### TASK DETAILS
Find the string "Model" in the records. Copy every line it appears in.

━━━━━━━━━━━━━━━━━━━━

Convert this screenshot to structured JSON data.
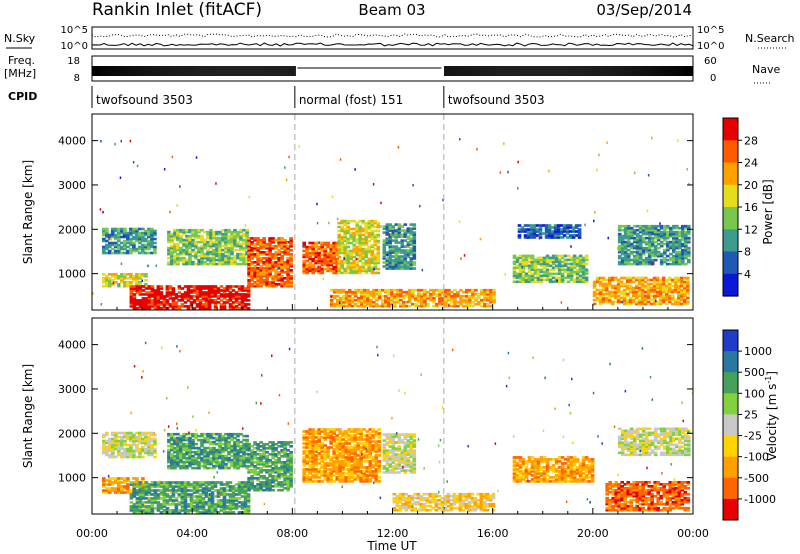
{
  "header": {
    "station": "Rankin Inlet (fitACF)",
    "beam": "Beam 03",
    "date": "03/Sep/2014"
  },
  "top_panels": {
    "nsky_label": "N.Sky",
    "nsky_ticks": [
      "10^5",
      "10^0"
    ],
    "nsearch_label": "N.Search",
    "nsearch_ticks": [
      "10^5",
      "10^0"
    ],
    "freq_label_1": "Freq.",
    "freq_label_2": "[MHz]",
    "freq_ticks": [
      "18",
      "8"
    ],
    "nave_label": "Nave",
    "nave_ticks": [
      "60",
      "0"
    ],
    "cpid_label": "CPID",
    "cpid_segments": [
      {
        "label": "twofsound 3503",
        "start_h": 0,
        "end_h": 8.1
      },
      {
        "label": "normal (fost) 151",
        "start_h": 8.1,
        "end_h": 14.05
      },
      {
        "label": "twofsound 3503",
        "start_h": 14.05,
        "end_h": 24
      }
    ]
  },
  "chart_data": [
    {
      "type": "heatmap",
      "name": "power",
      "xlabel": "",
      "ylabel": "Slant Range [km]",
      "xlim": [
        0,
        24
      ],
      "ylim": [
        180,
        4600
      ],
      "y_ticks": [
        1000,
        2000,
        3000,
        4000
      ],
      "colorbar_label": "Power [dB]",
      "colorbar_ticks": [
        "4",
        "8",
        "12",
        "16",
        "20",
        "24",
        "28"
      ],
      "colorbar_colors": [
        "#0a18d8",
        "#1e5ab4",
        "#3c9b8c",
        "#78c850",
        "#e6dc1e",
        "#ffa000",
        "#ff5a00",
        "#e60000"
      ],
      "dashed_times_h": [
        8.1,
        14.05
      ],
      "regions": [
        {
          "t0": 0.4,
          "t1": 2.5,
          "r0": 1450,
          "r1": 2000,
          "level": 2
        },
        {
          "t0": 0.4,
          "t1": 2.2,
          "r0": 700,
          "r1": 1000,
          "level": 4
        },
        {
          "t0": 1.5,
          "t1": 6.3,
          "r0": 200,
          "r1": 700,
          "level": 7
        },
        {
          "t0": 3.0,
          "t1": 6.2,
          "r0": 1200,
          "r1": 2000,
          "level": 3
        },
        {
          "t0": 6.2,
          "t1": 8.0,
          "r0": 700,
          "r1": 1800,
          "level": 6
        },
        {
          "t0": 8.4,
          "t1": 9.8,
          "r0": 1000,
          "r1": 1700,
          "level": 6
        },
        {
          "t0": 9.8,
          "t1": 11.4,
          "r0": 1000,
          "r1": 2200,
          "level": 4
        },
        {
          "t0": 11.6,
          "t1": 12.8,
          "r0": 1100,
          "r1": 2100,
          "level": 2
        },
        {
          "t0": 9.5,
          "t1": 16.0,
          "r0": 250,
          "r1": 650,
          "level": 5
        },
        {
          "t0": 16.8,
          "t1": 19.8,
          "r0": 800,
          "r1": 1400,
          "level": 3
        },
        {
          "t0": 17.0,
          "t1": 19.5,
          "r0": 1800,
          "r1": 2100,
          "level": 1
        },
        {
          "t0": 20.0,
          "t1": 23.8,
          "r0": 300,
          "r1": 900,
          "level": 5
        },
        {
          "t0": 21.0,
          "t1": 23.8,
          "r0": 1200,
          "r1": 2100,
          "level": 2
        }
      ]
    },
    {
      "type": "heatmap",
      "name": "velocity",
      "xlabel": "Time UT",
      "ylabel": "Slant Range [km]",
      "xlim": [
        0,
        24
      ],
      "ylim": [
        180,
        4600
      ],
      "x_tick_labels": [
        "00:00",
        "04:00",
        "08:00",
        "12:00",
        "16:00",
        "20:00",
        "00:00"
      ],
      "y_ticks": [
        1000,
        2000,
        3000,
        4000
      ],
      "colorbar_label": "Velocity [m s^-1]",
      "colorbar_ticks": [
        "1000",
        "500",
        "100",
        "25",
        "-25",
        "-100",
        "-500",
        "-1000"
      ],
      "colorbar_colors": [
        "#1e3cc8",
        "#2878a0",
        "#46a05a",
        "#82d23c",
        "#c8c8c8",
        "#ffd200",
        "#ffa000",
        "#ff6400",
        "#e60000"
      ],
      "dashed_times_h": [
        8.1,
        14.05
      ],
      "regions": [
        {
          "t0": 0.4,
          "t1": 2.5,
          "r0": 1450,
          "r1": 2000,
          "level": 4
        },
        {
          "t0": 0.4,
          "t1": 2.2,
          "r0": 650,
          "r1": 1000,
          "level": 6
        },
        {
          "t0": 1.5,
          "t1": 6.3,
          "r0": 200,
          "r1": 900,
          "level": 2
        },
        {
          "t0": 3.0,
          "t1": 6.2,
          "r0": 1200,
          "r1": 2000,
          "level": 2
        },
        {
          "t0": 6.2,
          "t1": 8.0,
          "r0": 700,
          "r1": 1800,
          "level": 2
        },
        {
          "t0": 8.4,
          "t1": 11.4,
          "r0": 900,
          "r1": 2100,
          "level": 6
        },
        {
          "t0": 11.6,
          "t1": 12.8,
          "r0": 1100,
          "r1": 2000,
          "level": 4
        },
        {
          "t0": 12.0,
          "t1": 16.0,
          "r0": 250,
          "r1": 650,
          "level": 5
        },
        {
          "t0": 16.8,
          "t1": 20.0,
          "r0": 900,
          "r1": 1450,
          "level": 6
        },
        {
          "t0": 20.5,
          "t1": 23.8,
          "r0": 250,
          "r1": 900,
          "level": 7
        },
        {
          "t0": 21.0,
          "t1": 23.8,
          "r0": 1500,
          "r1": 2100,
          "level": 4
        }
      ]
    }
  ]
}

━━━━━━━━━━━━━━━━━━━━

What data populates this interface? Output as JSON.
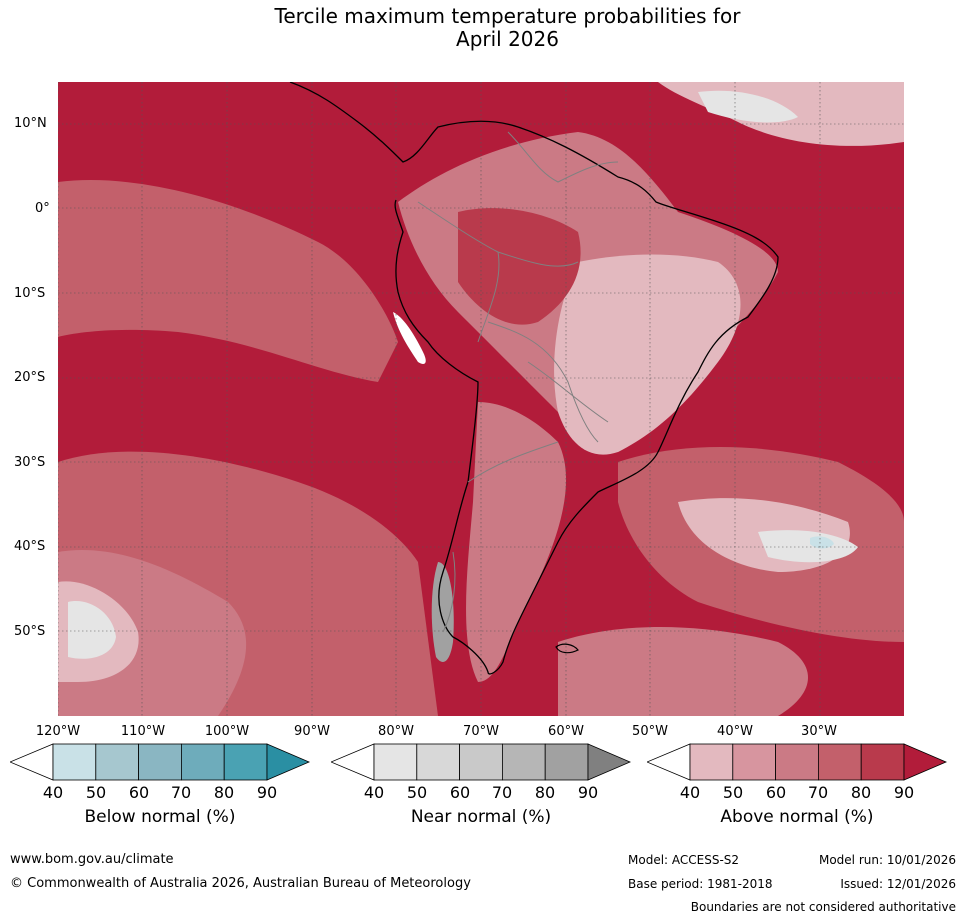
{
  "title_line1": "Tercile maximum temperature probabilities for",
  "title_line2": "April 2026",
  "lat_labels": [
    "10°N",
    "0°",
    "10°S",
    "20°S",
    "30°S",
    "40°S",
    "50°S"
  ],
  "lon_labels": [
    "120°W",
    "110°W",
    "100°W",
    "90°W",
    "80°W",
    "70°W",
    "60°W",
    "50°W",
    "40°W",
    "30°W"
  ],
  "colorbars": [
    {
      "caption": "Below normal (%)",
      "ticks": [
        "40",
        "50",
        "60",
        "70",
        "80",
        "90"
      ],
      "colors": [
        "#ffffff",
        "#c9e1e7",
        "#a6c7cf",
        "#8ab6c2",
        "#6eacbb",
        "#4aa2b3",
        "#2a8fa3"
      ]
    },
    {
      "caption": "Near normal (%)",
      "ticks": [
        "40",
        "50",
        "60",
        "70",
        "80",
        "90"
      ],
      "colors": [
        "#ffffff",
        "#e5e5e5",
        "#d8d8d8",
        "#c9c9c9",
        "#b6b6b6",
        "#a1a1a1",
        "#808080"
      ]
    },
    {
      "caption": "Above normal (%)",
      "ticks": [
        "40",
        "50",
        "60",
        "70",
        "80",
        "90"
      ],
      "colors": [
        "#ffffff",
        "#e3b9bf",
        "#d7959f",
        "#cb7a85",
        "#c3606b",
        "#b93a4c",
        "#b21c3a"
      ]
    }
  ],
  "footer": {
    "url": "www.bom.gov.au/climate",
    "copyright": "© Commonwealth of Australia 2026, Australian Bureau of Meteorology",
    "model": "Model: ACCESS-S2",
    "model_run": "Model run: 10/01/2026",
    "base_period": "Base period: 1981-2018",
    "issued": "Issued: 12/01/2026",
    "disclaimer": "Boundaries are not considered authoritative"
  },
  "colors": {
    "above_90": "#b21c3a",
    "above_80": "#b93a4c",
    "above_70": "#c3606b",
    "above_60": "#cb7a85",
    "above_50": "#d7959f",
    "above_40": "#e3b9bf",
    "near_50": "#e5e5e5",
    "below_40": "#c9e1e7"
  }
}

━━━━━━━━━━━━━━━━━━━━

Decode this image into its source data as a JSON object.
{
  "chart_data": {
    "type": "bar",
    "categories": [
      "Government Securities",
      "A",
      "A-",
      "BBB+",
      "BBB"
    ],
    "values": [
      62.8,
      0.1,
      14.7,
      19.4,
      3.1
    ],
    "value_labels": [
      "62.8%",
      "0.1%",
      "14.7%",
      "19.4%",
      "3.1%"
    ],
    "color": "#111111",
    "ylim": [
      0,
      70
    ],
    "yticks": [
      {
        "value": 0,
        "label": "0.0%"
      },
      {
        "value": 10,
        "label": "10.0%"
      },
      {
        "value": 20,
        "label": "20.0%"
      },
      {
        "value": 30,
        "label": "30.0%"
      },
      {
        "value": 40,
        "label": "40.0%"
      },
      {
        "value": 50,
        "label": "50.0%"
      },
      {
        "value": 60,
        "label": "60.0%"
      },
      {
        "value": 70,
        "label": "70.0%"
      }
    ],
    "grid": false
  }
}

━━━━━━━━━━━━━━━━━━━━

### FINISHED EXERCISE
    "model": "Model: ACCESS-S2",
    "model_run": "Model run: 10/01/2026",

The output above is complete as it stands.